— BEGIN Records shown —
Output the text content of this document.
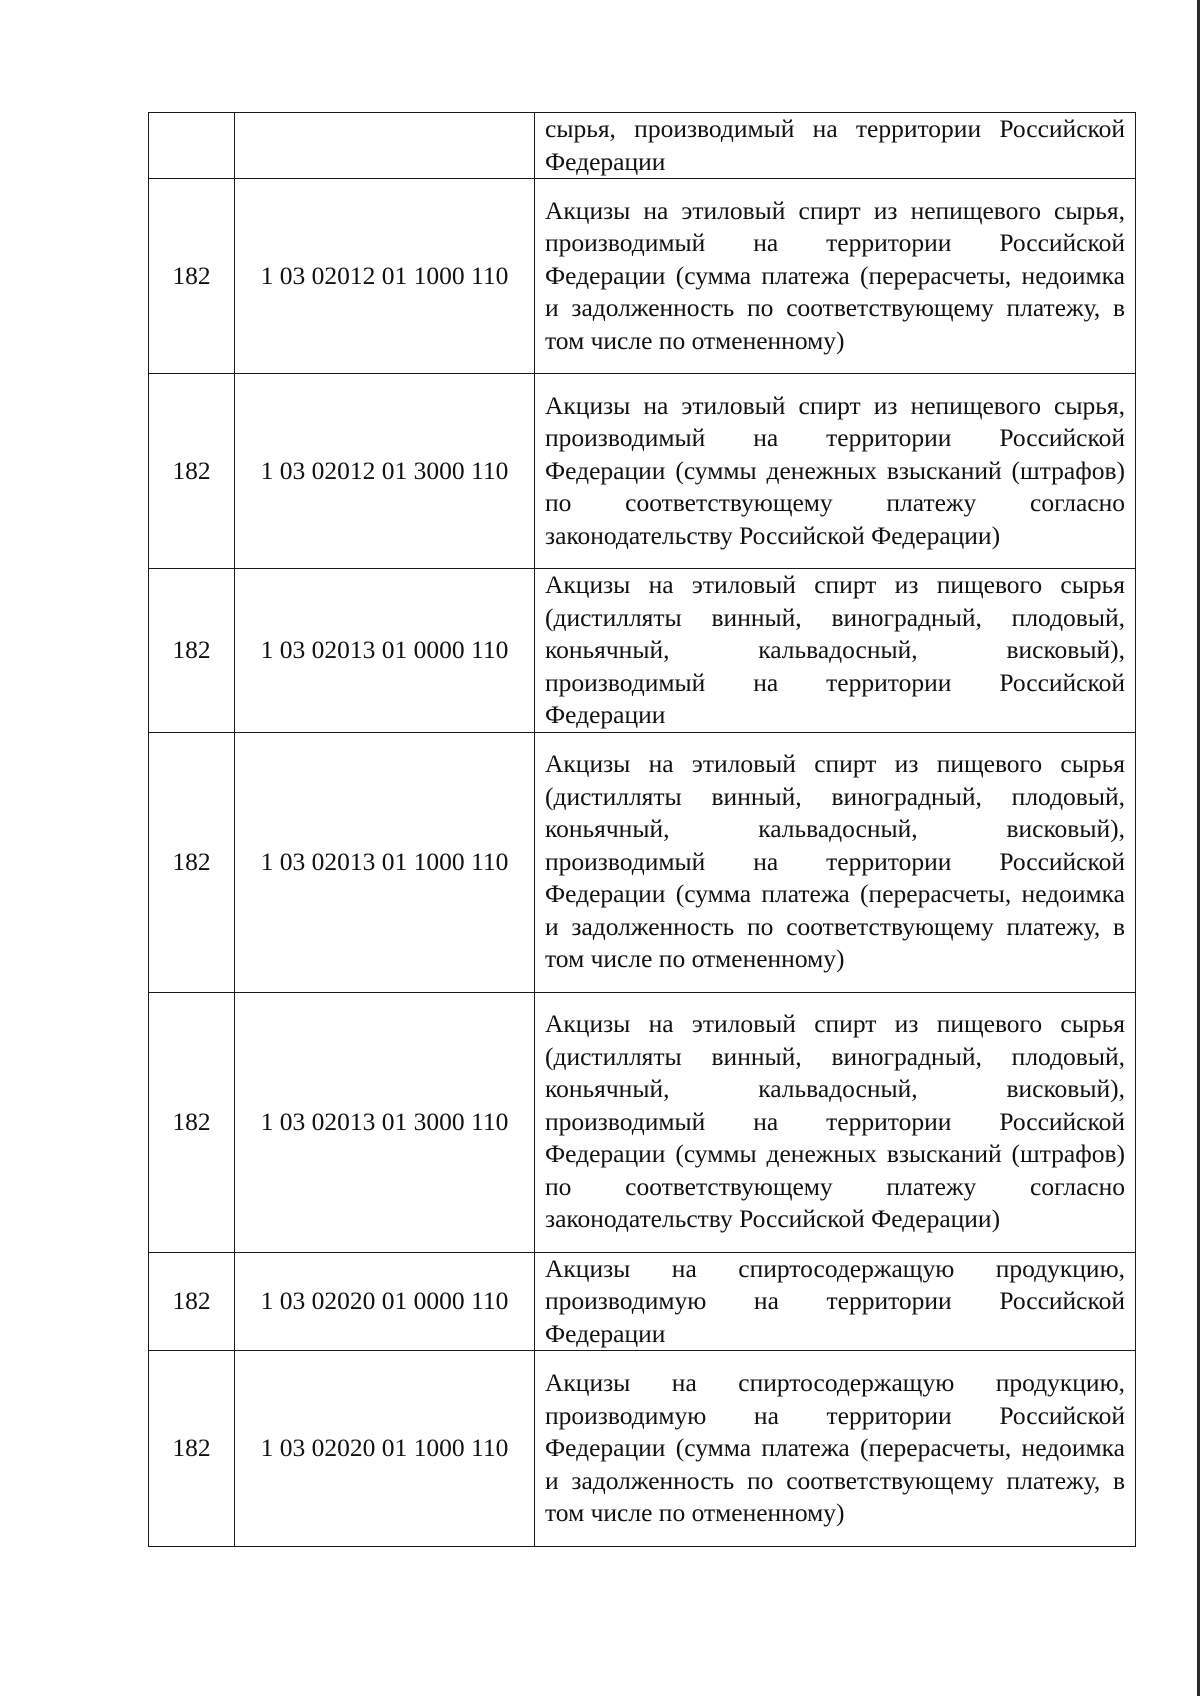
		сырья, производимый на территории Российской Федерации
182	1 03 02012 01 1000 110	Акцизы на этиловый спирт из непищевого сырья, производимый на территории Российской Федерации (сумма платежа (перерасчеты, недоимка и задолженность по соответствующему платежу, в том числе по отмененному)
182	1 03 02012 01 3000 110	Акцизы на этиловый спирт из непищевого сырья, производимый на территории Российской Федерации (суммы денежных взысканий (штрафов) по соответствующему платежу согласно законодательству Российской Федерации)
182	1 03 02013 01 0000 110	Акцизы на этиловый спирт из пищевого сырья (дистилляты винный, виноградный, плодовый, коньячный, кальвадосный, висковый), производимый на территории Российской Федерации
182	1 03 02013 01 1000 110	Акцизы на этиловый спирт из пищевого сырья (дистилляты винный, виноградный, плодовый, коньячный, кальвадосный, висковый), производимый на территории Российской Федерации (сумма платежа (перерасчеты, недоимка и задолженность по соответствующему платежу, в том числе по отмененному)
182	1 03 02013 01 3000 110	Акцизы на этиловый спирт из пищевого сырья (дистилляты винный, виноградный, плодовый, коньячный, кальвадосный, висковый), производимый на территории Российской Федерации (суммы денежных взысканий (штрафов) по соответствующему платежу согласно законодательству Российской Федерации)
182	1 03 02020 01 0000 110	Акцизы на спиртосодержащую продукцию, производимую на территории Российской Федерации
182	1 03 02020 01 1000 110	Акцизы на спиртосодержащую продукцию, производимую на территории Российской Федерации (сумма платежа (перерасчеты, недоимка и задолженность по соответствующему платежу, в том числе по отмененному)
— END Records shown —
Quote all of the entries word for word, omitting any pictures.

- _Output of the task_
Output the text content of this document.
		сырья, производимый на территории Российской Федерации
182	1 03 02012 01 1000 110	Акцизы на этиловый спирт из непищевого сырья, производимый на территории Российской Федерации (сумма платежа (перерасчеты, недоимка и задолженность по соответствующему платежу, в том числе по отмененному)
182	1 03 02012 01 3000 110	Акцизы на этиловый спирт из непищевого сырья, производимый на территории Российской Федерации (суммы денежных взысканий (штрафов) по соответствующему платежу согласно законодательству Российской Федерации)
182	1 03 02013 01 0000 110	Акцизы на этиловый спирт из пищевого сырья (дистилляты винный, виноградный, плодовый, коньячный, кальвадосный, висковый), производимый на территории Российской Федерации
182	1 03 02013 01 1000 110	Акцизы на этиловый спирт из пищевого сырья (дистилляты винный, виноградный, плодовый, коньячный, кальвадосный, висковый), производимый на территории Российской Федерации (сумма платежа (перерасчеты, недоимка и задолженность по соответствующему платежу, в том числе по отмененному)
182	1 03 02013 01 3000 110	Акцизы на этиловый спирт из пищевого сырья (дистилляты винный, виноградный, плодовый, коньячный, кальвадосный, висковый), производимый на территории Российской Федерации (суммы денежных взысканий (штрафов) по соответствующему платежу согласно законодательству Российской Федерации)
182	1 03 02020 01 0000 110	Акцизы на спиртосодержащую продукцию, производимую на территории Российской Федерации
182	1 03 02020 01 1000 110	Акцизы на спиртосодержащую продукцию, производимую на территории Российской Федерации (сумма платежа (перерасчеты, недоимка и задолженность по соответствующему платежу, в том числе по отмененному)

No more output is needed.